DATA IN THIS EXERCISE

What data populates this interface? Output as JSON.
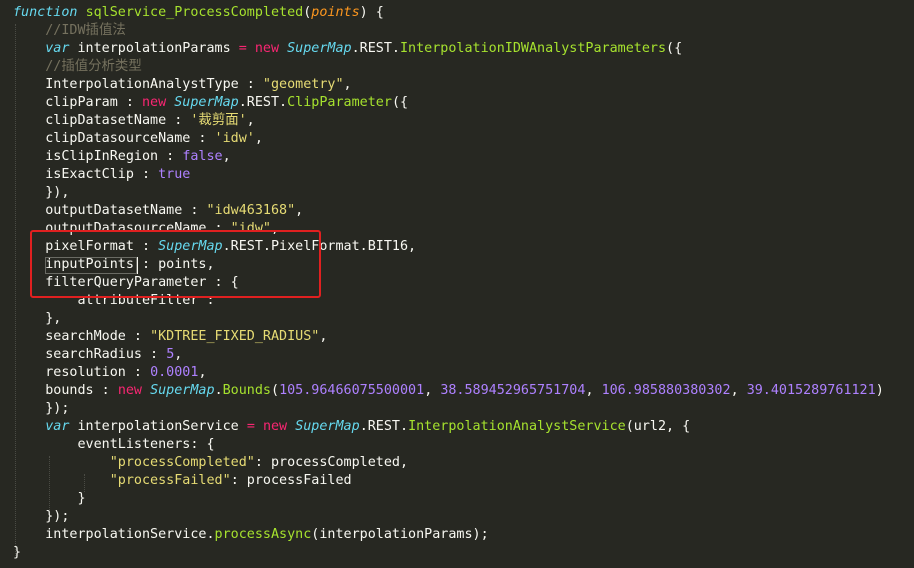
{
  "code": {
    "lines": [
      [
        {
          "t": "function",
          "c": "storage"
        },
        {
          "t": " ",
          "c": "punc"
        },
        {
          "t": "sqlService_ProcessCompleted",
          "c": "entity"
        },
        {
          "t": "(",
          "c": "punc"
        },
        {
          "t": "points",
          "c": "param"
        },
        {
          "t": ") {",
          "c": "punc"
        }
      ],
      [
        {
          "t": "    //IDW插值法",
          "c": "comment"
        }
      ],
      [
        {
          "t": "    ",
          "c": "punc"
        },
        {
          "t": "var",
          "c": "storage"
        },
        {
          "t": " interpolationParams ",
          "c": "prop"
        },
        {
          "t": "=",
          "c": "op"
        },
        {
          "t": " ",
          "c": "punc"
        },
        {
          "t": "new",
          "c": "op"
        },
        {
          "t": " ",
          "c": "punc"
        },
        {
          "t": "SuperMap",
          "c": "class"
        },
        {
          "t": ".REST.",
          "c": "punc"
        },
        {
          "t": "InterpolationIDWAnalystParameters",
          "c": "support"
        },
        {
          "t": "({",
          "c": "punc"
        }
      ],
      [
        {
          "t": "    //插值分析类型",
          "c": "comment"
        }
      ],
      [
        {
          "t": "    InterpolationAnalystType : ",
          "c": "prop"
        },
        {
          "t": "\"geometry\"",
          "c": "string"
        },
        {
          "t": ",",
          "c": "punc"
        }
      ],
      [
        {
          "t": "    clipParam : ",
          "c": "prop"
        },
        {
          "t": "new",
          "c": "op"
        },
        {
          "t": " ",
          "c": "punc"
        },
        {
          "t": "SuperMap",
          "c": "class"
        },
        {
          "t": ".REST.",
          "c": "punc"
        },
        {
          "t": "ClipParameter",
          "c": "support"
        },
        {
          "t": "({",
          "c": "punc"
        }
      ],
      [
        {
          "t": "    clipDatasetName : ",
          "c": "prop"
        },
        {
          "t": "'裁剪面'",
          "c": "string"
        },
        {
          "t": ",",
          "c": "punc"
        }
      ],
      [
        {
          "t": "    clipDatasourceName : ",
          "c": "prop"
        },
        {
          "t": "'idw'",
          "c": "string"
        },
        {
          "t": ",",
          "c": "punc"
        }
      ],
      [
        {
          "t": "    isClipInRegion : ",
          "c": "prop"
        },
        {
          "t": "false",
          "c": "const"
        },
        {
          "t": ",",
          "c": "punc"
        }
      ],
      [
        {
          "t": "    isExactClip : ",
          "c": "prop"
        },
        {
          "t": "true",
          "c": "const"
        }
      ],
      [
        {
          "t": "    }),",
          "c": "punc"
        }
      ],
      [
        {
          "t": "    outputDatasetName : ",
          "c": "prop"
        },
        {
          "t": "\"idw463168\"",
          "c": "string"
        },
        {
          "t": ",",
          "c": "punc"
        }
      ],
      [
        {
          "t": "    outputDatasourceName : ",
          "c": "prop"
        },
        {
          "t": "\"idw\"",
          "c": "string"
        },
        {
          "t": ",",
          "c": "punc"
        }
      ],
      [
        {
          "t": "    pixelFormat : ",
          "c": "prop"
        },
        {
          "t": "SuperMap",
          "c": "class"
        },
        {
          "t": ".REST.PixelFormat.BIT16,",
          "c": "punc"
        }
      ],
      [
        {
          "t": "    inputPoints : points,",
          "c": "prop"
        }
      ],
      [
        {
          "t": "    filterQueryParameter : {",
          "c": "prop"
        }
      ],
      [
        {
          "t": "        attributeFilter : ",
          "c": "prop"
        }
      ],
      [
        {
          "t": "    },",
          "c": "punc"
        }
      ],
      [
        {
          "t": "    searchMode : ",
          "c": "prop"
        },
        {
          "t": "\"KDTREE_FIXED_RADIUS\"",
          "c": "string"
        },
        {
          "t": ",",
          "c": "punc"
        }
      ],
      [
        {
          "t": "    searchRadius : ",
          "c": "prop"
        },
        {
          "t": "5",
          "c": "const"
        },
        {
          "t": ",",
          "c": "punc"
        }
      ],
      [
        {
          "t": "    resolution : ",
          "c": "prop"
        },
        {
          "t": "0.0001",
          "c": "const"
        },
        {
          "t": ",",
          "c": "punc"
        }
      ],
      [
        {
          "t": "    bounds : ",
          "c": "prop"
        },
        {
          "t": "new",
          "c": "op"
        },
        {
          "t": " ",
          "c": "punc"
        },
        {
          "t": "SuperMap",
          "c": "class"
        },
        {
          "t": ".",
          "c": "punc"
        },
        {
          "t": "Bounds",
          "c": "support"
        },
        {
          "t": "(",
          "c": "punc"
        },
        {
          "t": "105.96466075500001",
          "c": "const"
        },
        {
          "t": ", ",
          "c": "punc"
        },
        {
          "t": "38.589452965751704",
          "c": "const"
        },
        {
          "t": ", ",
          "c": "punc"
        },
        {
          "t": "106.985880380302",
          "c": "const"
        },
        {
          "t": ", ",
          "c": "punc"
        },
        {
          "t": "39.4015289761121",
          "c": "const"
        },
        {
          "t": ")",
          "c": "punc"
        }
      ],
      [
        {
          "t": "    });",
          "c": "punc"
        }
      ],
      [
        {
          "t": "    ",
          "c": "punc"
        },
        {
          "t": "var",
          "c": "storage"
        },
        {
          "t": " interpolationService ",
          "c": "prop"
        },
        {
          "t": "=",
          "c": "op"
        },
        {
          "t": " ",
          "c": "punc"
        },
        {
          "t": "new",
          "c": "op"
        },
        {
          "t": " ",
          "c": "punc"
        },
        {
          "t": "SuperMap",
          "c": "class"
        },
        {
          "t": ".REST.",
          "c": "punc"
        },
        {
          "t": "InterpolationAnalystService",
          "c": "support"
        },
        {
          "t": "(url2, {",
          "c": "punc"
        }
      ],
      [
        {
          "t": "        eventListeners: {",
          "c": "prop"
        }
      ],
      [
        {
          "t": "            ",
          "c": "punc"
        },
        {
          "t": "\"processCompleted\"",
          "c": "string"
        },
        {
          "t": ": processCompleted,",
          "c": "punc"
        }
      ],
      [
        {
          "t": "            ",
          "c": "punc"
        },
        {
          "t": "\"processFailed\"",
          "c": "string"
        },
        {
          "t": ": processFailed",
          "c": "punc"
        }
      ],
      [
        {
          "t": "        }",
          "c": "punc"
        }
      ],
      [
        {
          "t": "    });",
          "c": "punc"
        }
      ],
      [
        {
          "t": "    interpolationService.",
          "c": "prop"
        },
        {
          "t": "processAsync",
          "c": "support"
        },
        {
          "t": "(interpolationParams);",
          "c": "punc"
        }
      ],
      [
        {
          "t": "}",
          "c": "punc"
        }
      ]
    ]
  }
}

SET EXERCISE
List each line of the entries that holds the string "interpolationParams".

SOLVED PROBLEM
          "t": " interpolationParams ",
          "t": "(interpolationParams);",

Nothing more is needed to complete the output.